Réécrivez ces lignes en substituant « colorbar-block » à « colorbar-segment » dans toutes les entrées, sans rien modifier d'autre.

++++ Données de la tâche

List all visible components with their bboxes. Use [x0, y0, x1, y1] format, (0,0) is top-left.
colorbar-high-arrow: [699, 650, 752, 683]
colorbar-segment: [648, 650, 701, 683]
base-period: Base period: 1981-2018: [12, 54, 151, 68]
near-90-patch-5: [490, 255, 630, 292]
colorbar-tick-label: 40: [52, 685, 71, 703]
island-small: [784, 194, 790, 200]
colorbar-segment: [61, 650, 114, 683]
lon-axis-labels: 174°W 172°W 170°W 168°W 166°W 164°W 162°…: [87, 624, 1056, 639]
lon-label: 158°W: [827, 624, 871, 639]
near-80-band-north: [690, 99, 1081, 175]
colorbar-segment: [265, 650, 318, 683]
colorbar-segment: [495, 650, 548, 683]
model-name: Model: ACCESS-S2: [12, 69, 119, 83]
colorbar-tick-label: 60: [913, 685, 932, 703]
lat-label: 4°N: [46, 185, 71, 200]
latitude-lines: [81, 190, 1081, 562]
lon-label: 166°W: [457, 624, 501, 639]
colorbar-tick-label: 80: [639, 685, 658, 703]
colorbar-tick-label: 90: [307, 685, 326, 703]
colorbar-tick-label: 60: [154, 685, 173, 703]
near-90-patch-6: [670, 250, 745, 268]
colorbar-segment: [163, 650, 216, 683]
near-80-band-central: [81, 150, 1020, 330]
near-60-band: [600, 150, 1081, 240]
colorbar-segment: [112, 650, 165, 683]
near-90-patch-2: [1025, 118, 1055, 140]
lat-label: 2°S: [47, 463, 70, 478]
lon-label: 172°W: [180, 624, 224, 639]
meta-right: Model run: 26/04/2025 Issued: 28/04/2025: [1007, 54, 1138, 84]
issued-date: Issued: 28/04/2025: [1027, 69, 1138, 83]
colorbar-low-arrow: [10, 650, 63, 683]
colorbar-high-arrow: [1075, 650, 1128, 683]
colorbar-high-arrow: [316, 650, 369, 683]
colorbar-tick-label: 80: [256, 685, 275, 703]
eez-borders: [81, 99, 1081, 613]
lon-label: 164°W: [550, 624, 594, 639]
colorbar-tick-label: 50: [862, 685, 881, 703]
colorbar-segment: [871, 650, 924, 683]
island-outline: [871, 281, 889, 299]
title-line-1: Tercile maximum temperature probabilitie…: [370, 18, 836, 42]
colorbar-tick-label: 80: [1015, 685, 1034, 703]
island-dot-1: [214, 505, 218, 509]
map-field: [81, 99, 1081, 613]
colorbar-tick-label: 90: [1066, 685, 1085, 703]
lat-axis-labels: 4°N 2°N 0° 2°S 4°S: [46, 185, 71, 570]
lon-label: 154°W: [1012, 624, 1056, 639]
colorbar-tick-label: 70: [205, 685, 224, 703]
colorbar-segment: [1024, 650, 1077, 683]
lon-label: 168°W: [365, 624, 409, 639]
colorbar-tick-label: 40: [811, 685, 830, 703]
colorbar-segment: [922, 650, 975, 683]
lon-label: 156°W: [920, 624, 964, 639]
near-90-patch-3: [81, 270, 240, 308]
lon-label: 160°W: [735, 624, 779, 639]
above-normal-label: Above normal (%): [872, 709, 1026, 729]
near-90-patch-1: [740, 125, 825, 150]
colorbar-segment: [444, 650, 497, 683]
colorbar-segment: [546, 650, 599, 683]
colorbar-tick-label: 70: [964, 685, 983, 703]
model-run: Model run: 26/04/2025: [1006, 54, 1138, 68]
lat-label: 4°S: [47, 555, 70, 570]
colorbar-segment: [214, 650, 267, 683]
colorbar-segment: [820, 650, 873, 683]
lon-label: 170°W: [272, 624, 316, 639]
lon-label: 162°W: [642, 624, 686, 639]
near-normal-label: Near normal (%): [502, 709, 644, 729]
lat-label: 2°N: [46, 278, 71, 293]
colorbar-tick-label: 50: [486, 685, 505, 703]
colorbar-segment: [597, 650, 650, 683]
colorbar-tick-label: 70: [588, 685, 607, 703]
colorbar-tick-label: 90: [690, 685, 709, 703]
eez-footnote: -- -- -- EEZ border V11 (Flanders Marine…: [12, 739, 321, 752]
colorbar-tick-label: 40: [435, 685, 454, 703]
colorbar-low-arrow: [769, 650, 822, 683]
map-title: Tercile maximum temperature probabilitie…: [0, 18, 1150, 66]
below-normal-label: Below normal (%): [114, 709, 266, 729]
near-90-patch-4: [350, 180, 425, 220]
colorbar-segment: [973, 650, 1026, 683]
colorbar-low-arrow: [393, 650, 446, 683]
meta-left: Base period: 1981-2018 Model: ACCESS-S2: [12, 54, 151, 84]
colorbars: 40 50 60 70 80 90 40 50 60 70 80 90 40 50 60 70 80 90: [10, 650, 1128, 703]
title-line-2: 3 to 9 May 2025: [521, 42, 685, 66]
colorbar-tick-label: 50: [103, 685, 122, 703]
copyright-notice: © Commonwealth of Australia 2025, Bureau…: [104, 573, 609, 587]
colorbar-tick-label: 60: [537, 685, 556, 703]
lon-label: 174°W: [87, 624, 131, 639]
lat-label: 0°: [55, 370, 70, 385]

++++++++

◆ Résultat de la tâche:
List all visible components with their bboxes. Use [x0, y0, x1, y1] format, (0,0) is top-left.
colorbar-high-arrow: [699, 650, 752, 683]
colorbar-block: [648, 650, 701, 683]
base-period: Base period: 1981-2018: [12, 54, 151, 68]
near-90-patch-5: [490, 255, 630, 292]
colorbar-tick-label: 40: [52, 685, 71, 703]
island-small: [784, 194, 790, 200]
colorbar-block: [61, 650, 114, 683]
lon-axis-labels: 174°W 172°W 170°W 168°W 166°W 164°W 162°…: [87, 624, 1056, 639]
lon-label: 158°W: [827, 624, 871, 639]
near-80-band-north: [690, 99, 1081, 175]
colorbar-block: [265, 650, 318, 683]
colorbar-block: [495, 650, 548, 683]
model-name: Model: ACCESS-S2: [12, 69, 119, 83]
colorbar-tick-label: 60: [913, 685, 932, 703]
lat-label: 4°N: [46, 185, 71, 200]
latitude-lines: [81, 190, 1081, 562]
lon-label: 166°W: [457, 624, 501, 639]
colorbar-tick-label: 80: [639, 685, 658, 703]
colorbar-tick-label: 90: [307, 685, 326, 703]
colorbar-tick-label: 60: [154, 685, 173, 703]
near-90-patch-6: [670, 250, 745, 268]
colorbar-block: [163, 650, 216, 683]
near-80-band-central: [81, 150, 1020, 330]
near-60-band: [600, 150, 1081, 240]
colorbar-block: [112, 650, 165, 683]
near-90-patch-2: [1025, 118, 1055, 140]
lat-label: 2°S: [47, 463, 70, 478]
lon-label: 172°W: [180, 624, 224, 639]
meta-right: Model run: 26/04/2025 Issued: 28/04/2025: [1007, 54, 1138, 84]
issued-date: Issued: 28/04/2025: [1027, 69, 1138, 83]
colorbar-low-arrow: [10, 650, 63, 683]
colorbar-high-arrow: [1075, 650, 1128, 683]
colorbar-high-arrow: [316, 650, 369, 683]
colorbar-tick-label: 80: [256, 685, 275, 703]
eez-borders: [81, 99, 1081, 613]
lon-label: 164°W: [550, 624, 594, 639]
colorbar-tick-label: 50: [862, 685, 881, 703]
colorbar-block: [871, 650, 924, 683]
island-outline: [871, 281, 889, 299]
title-line-1: Tercile maximum temperature probabilitie…: [370, 18, 836, 42]
colorbar-tick-label: 80: [1015, 685, 1034, 703]
island-dot-1: [214, 505, 218, 509]
map-field: [81, 99, 1081, 613]
colorbar-tick-label: 90: [1066, 685, 1085, 703]
lat-axis-labels: 4°N 2°N 0° 2°S 4°S: [46, 185, 71, 570]
lon-label: 154°W: [1012, 624, 1056, 639]
colorbar-tick-label: 70: [205, 685, 224, 703]
colorbar-block: [1024, 650, 1077, 683]
lon-label: 168°W: [365, 624, 409, 639]
colorbar-tick-label: 40: [811, 685, 830, 703]
colorbar-block: [922, 650, 975, 683]
lon-label: 156°W: [920, 624, 964, 639]
near-90-patch-3: [81, 270, 240, 308]
lon-label: 160°W: [735, 624, 779, 639]
above-normal-label: Above normal (%): [872, 709, 1026, 729]
near-90-patch-1: [740, 125, 825, 150]
colorbar-block: [444, 650, 497, 683]
colorbar-block: [546, 650, 599, 683]
colorbar-tick-label: 70: [964, 685, 983, 703]
model-run: Model run: 26/04/2025: [1006, 54, 1138, 68]
lat-label: 4°S: [47, 555, 70, 570]
colorbar-block: [214, 650, 267, 683]
colorbar-block: [820, 650, 873, 683]
lon-label: 170°W: [272, 624, 316, 639]
lon-label: 162°W: [642, 624, 686, 639]
near-normal-label: Near normal (%): [502, 709, 644, 729]
lat-label: 2°N: [46, 278, 71, 293]
colorbar-tick-label: 50: [486, 685, 505, 703]
colorbar-block: [597, 650, 650, 683]
colorbar-tick-label: 70: [588, 685, 607, 703]
colorbar-tick-label: 90: [690, 685, 709, 703]
eez-footnote: -- -- -- EEZ border V11 (Flanders Marine…: [12, 739, 321, 752]
colorbar-tick-label: 40: [435, 685, 454, 703]
colorbar-low-arrow: [769, 650, 822, 683]
map-title: Tercile maximum temperature probabilitie…: [0, 18, 1150, 66]
below-normal-label: Below normal (%): [114, 709, 266, 729]
near-90-patch-4: [350, 180, 425, 220]
colorbar-block: [973, 650, 1026, 683]
colorbar-low-arrow: [393, 650, 446, 683]
meta-left: Base period: 1981-2018 Model: ACCESS-S2: [12, 54, 151, 84]
colorbars: 40 50 60 70 80 90 40 50 60 70 80 90 40 50 60 70 80 90: [10, 650, 1128, 703]
title-line-2: 3 to 9 May 2025: [521, 42, 685, 66]
colorbar-tick-label: 50: [103, 685, 122, 703]
copyright-notice: © Commonwealth of Australia 2025, Bureau…: [104, 573, 609, 587]
colorbar-tick-label: 60: [537, 685, 556, 703]
lon-label: 174°W: [87, 624, 131, 639]
lat-label: 0°: [55, 370, 70, 385]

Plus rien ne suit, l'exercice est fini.